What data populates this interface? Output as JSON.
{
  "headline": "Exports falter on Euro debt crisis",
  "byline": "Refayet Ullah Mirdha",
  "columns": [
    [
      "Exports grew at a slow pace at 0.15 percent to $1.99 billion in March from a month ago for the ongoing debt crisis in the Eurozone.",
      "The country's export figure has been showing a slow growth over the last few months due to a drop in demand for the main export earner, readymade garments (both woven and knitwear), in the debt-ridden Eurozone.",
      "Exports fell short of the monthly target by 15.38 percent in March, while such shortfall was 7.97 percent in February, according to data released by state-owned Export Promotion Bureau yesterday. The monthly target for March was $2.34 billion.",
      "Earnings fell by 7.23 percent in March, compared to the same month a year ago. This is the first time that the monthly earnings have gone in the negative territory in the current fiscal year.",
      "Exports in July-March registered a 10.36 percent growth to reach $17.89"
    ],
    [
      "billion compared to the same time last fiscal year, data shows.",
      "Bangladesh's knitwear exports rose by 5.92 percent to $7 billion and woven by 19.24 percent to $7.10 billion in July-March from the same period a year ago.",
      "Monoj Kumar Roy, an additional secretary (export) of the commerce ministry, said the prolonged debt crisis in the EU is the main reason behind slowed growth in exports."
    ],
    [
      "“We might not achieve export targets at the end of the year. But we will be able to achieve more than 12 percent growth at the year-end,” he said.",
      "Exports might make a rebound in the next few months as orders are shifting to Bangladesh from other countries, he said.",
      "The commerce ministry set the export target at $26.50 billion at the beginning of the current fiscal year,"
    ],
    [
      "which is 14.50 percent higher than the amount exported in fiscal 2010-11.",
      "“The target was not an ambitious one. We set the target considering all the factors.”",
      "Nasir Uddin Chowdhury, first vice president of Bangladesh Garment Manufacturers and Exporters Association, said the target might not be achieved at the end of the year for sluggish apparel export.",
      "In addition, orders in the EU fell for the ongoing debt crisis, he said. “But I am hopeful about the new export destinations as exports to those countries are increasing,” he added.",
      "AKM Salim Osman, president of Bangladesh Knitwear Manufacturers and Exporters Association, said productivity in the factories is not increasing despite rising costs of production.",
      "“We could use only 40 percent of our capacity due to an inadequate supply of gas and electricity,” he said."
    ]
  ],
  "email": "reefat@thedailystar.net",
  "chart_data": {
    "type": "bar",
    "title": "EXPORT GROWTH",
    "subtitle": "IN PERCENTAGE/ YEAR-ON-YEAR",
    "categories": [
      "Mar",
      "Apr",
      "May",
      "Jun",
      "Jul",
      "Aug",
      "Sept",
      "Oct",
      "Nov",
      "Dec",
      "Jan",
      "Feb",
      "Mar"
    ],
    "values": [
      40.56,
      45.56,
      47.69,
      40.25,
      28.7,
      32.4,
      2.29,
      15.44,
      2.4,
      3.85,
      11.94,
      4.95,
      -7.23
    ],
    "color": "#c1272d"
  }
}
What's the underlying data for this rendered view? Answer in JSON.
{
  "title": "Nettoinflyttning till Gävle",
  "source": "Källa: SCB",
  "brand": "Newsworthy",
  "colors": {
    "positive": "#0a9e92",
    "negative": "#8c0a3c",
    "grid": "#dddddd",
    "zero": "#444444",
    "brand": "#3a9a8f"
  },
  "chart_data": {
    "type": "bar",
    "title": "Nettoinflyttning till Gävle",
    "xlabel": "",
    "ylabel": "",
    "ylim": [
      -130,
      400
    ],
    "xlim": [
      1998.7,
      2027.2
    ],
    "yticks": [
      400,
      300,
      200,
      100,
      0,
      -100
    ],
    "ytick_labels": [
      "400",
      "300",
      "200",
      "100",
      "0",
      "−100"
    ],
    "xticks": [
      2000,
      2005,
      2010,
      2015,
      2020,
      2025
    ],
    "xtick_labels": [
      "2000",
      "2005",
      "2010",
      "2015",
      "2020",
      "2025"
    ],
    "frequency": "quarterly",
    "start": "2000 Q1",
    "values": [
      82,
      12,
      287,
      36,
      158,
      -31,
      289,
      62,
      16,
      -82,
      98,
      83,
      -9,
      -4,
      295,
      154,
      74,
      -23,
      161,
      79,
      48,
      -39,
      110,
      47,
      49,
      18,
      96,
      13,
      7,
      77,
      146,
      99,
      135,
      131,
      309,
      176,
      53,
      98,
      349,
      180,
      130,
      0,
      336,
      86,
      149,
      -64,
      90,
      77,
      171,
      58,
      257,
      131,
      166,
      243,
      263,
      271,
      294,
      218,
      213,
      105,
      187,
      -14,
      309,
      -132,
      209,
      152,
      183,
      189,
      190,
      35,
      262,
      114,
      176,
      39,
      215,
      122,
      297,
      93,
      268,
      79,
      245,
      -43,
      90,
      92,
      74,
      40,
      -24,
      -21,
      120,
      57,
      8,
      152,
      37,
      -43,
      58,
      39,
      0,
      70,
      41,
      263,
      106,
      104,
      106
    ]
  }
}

• **WRITTEN EXERCISE**
Report back each line of the entries that holds the string "last".

• **TASK ANSWER**
      "The country's export figure has been showing a slow growth over the last few months due to a drop in demand for the main export earner, readymade garments (both woven and knitwear), in the debt-ridden Eurozone.",
      "billion compared to the same time last fiscal year, data shows.",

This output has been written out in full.